#### [Work to do]
Count every line where "postmortem" shows up, and give that number only.

#### [Records]
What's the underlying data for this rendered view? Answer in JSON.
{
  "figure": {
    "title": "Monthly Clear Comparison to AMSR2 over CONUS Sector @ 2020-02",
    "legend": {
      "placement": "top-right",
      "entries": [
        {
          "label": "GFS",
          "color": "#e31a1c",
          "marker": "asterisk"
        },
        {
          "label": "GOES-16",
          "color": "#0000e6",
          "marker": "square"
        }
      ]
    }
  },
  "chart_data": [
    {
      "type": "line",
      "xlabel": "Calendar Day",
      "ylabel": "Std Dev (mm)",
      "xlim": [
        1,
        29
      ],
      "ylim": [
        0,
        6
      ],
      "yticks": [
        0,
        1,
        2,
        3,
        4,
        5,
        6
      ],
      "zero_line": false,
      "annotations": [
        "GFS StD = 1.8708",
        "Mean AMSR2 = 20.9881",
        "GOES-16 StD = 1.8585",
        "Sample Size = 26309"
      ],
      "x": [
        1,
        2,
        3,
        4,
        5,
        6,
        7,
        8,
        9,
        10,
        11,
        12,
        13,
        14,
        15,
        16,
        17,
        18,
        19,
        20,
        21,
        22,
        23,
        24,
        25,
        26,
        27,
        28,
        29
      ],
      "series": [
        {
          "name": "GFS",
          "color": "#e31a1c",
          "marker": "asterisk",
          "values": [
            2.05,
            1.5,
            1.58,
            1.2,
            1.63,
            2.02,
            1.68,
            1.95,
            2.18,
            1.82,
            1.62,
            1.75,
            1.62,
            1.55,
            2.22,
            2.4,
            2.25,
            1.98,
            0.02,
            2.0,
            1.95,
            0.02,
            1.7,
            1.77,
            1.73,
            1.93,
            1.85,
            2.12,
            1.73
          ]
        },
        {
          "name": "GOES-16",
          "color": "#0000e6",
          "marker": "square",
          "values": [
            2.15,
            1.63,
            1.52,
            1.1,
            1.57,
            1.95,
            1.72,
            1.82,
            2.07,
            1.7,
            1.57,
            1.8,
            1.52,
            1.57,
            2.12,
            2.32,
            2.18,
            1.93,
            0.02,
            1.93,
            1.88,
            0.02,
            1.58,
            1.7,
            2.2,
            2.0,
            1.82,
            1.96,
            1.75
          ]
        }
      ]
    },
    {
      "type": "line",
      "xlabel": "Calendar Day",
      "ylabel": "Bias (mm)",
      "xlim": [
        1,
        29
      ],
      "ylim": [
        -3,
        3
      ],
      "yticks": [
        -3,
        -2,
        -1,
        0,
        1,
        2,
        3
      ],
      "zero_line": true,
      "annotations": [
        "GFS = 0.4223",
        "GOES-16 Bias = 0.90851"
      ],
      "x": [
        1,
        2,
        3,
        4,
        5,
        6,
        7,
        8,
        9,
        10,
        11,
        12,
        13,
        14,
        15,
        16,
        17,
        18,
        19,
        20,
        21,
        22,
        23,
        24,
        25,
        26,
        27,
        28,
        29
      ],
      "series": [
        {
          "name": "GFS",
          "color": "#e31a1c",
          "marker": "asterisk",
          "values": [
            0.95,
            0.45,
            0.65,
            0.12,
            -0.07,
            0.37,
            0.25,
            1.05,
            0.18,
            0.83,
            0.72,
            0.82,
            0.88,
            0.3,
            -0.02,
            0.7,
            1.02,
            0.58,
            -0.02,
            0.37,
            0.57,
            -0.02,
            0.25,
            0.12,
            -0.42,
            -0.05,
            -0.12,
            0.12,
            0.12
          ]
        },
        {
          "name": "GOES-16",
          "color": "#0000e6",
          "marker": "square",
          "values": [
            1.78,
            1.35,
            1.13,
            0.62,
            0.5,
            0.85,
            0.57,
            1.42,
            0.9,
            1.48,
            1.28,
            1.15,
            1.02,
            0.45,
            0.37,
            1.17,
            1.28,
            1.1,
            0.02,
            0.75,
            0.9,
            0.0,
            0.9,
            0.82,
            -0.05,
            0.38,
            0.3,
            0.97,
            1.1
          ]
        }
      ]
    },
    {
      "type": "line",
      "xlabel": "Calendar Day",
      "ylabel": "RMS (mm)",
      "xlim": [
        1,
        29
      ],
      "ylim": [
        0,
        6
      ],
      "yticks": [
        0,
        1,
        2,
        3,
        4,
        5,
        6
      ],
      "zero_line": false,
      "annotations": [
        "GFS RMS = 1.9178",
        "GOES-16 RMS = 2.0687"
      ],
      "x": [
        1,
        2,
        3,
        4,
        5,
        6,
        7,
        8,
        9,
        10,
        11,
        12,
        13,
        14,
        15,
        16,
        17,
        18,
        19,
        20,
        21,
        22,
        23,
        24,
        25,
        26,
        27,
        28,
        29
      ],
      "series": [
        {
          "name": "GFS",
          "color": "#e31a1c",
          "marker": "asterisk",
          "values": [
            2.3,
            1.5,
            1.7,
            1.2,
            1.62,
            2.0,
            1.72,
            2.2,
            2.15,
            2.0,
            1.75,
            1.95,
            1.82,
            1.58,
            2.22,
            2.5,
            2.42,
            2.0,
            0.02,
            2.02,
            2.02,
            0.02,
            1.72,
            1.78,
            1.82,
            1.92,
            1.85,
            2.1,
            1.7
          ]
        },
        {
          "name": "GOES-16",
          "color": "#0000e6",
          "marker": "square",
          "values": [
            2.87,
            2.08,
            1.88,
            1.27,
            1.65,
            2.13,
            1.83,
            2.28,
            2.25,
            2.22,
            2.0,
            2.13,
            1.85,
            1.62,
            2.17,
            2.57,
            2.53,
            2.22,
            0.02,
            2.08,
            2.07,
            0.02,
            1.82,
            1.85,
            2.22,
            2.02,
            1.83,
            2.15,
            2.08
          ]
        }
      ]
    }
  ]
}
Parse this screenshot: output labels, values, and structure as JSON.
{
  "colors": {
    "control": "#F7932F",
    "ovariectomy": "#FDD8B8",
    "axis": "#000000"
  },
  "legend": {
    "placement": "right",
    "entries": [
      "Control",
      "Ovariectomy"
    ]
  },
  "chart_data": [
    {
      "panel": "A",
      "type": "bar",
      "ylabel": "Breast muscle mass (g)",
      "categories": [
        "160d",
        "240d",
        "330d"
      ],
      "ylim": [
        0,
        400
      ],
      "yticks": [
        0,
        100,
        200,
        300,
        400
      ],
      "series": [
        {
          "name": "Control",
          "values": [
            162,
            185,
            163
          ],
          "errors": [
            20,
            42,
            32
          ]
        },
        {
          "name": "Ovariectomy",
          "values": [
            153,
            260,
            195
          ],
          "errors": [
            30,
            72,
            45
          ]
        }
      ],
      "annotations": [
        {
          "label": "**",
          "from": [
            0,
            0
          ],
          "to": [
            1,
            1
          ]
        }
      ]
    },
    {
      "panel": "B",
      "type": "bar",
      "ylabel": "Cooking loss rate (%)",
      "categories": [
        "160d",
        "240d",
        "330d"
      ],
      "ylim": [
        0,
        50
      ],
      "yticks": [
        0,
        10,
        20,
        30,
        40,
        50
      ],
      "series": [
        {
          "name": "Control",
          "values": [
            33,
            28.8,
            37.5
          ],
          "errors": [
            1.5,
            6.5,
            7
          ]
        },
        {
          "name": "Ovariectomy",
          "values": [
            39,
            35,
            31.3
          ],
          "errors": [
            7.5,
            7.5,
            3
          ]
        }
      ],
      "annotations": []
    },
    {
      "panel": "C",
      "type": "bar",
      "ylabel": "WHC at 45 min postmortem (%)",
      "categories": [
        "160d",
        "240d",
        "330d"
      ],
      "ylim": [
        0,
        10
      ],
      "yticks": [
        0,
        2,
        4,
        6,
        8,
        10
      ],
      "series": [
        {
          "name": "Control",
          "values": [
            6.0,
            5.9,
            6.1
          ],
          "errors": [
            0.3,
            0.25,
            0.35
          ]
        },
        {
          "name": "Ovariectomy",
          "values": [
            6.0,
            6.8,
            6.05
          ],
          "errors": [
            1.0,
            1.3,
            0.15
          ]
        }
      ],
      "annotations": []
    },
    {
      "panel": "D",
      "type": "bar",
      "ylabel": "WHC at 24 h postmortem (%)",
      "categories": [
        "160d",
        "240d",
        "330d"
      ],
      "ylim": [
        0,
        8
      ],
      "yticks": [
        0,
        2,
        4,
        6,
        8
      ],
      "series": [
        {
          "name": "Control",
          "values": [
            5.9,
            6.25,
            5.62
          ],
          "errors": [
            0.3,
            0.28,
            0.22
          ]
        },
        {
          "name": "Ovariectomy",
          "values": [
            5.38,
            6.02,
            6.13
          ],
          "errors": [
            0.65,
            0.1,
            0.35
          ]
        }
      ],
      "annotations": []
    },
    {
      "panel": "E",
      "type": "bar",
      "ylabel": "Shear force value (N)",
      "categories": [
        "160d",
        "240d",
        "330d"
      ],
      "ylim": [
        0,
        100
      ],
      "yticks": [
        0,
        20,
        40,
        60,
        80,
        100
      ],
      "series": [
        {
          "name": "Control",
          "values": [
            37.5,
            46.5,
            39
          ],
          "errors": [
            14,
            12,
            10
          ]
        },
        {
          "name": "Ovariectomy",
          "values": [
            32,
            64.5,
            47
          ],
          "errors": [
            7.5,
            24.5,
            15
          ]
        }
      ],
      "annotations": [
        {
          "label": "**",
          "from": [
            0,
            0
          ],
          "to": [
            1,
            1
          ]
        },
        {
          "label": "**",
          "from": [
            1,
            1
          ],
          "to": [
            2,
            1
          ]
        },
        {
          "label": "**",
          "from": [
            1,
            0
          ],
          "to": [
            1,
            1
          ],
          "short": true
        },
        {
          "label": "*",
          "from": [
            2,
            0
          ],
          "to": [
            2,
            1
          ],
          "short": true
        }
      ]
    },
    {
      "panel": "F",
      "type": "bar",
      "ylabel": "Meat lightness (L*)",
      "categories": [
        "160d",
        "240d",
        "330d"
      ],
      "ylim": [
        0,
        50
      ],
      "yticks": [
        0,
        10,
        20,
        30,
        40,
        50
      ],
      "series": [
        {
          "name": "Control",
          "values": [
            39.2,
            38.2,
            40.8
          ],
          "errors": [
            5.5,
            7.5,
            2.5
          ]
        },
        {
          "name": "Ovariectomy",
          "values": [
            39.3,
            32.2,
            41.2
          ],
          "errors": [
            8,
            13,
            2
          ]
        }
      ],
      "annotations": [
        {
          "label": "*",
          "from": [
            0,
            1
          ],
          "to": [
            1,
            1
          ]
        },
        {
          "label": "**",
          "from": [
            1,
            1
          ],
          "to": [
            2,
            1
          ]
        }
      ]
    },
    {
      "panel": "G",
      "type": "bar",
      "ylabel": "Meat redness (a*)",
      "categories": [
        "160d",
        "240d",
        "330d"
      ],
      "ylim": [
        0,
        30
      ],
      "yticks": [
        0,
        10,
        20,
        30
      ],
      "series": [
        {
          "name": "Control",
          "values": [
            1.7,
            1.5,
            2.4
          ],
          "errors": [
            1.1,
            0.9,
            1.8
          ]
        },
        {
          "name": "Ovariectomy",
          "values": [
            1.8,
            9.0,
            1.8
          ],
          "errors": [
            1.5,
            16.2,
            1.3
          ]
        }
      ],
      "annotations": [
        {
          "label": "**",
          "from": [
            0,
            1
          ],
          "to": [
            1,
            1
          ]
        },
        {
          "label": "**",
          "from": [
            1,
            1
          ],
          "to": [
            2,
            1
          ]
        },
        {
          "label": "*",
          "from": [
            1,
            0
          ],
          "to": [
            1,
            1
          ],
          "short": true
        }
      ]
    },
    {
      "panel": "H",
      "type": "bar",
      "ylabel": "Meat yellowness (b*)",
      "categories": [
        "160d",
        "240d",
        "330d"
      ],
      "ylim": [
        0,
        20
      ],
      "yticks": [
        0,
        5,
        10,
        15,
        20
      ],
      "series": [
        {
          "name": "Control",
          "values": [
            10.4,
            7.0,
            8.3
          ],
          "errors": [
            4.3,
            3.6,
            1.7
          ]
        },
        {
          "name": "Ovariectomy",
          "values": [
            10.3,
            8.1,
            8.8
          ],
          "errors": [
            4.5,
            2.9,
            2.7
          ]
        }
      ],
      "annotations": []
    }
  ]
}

#### [Answer to the task]
2